** THE EXERCISE **
Where a line in the listing below contains the word "소유자의", copy that line.

————

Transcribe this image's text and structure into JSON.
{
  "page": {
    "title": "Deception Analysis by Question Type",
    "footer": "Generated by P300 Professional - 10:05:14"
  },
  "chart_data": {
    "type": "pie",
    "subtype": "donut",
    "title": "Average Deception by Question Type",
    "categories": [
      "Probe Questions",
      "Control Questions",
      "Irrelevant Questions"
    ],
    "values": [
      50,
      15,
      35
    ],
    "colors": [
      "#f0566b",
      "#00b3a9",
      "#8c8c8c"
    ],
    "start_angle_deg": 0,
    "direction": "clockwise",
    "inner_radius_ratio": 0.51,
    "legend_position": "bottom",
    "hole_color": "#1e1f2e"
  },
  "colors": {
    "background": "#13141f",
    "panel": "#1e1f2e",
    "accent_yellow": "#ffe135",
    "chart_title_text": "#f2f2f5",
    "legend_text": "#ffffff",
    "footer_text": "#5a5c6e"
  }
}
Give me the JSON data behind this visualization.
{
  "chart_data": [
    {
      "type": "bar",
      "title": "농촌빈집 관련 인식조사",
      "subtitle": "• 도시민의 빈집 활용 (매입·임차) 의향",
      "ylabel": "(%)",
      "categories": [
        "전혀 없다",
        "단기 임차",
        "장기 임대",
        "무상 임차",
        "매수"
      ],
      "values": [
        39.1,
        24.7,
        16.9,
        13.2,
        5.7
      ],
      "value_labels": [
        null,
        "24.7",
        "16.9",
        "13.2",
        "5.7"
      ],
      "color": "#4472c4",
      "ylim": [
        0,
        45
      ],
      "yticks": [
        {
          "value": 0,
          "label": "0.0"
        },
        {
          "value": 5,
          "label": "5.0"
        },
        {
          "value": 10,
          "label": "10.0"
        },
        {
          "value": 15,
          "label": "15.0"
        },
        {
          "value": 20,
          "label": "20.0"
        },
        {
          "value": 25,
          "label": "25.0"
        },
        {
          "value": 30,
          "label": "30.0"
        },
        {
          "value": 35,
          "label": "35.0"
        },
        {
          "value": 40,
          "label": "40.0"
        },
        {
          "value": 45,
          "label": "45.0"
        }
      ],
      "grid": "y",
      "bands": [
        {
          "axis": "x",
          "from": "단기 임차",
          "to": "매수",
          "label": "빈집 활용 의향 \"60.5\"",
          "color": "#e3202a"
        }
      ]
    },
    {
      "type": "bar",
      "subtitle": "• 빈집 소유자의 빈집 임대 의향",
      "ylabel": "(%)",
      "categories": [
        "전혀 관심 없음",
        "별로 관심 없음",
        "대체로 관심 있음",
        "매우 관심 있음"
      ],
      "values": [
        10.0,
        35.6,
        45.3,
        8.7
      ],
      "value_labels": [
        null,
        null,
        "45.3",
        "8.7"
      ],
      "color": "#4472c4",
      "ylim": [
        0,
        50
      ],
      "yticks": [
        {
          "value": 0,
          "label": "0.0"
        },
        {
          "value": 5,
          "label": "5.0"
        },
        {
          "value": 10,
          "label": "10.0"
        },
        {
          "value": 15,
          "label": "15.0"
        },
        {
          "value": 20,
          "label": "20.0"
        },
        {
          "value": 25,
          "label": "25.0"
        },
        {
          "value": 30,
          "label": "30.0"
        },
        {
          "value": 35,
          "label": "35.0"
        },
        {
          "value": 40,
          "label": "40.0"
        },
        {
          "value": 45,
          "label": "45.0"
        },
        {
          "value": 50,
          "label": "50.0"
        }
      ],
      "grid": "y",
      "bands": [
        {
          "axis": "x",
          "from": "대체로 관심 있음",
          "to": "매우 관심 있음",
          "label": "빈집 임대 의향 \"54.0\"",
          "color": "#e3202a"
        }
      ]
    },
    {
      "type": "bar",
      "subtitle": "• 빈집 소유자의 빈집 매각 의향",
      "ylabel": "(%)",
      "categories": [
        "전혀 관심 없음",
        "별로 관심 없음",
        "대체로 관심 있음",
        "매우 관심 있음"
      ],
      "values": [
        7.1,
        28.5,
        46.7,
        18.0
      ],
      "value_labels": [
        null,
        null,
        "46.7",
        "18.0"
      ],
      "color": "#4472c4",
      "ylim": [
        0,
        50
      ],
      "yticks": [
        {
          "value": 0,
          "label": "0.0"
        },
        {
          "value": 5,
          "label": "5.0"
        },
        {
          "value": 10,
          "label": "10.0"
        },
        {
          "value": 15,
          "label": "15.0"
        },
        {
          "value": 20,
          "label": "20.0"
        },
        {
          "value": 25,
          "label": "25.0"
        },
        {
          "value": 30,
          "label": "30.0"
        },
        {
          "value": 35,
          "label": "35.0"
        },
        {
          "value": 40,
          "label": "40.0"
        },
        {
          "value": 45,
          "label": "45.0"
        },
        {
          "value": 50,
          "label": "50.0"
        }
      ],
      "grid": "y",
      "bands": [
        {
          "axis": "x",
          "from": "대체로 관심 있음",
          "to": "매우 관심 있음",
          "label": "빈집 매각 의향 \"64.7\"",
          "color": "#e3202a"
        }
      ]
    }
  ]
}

————

** WORKED SOLUTION **
      "subtitle": "• 빈집 소유자의 빈집 임대 의향",
      "subtitle": "• 빈집 소유자의 빈집 매각 의향",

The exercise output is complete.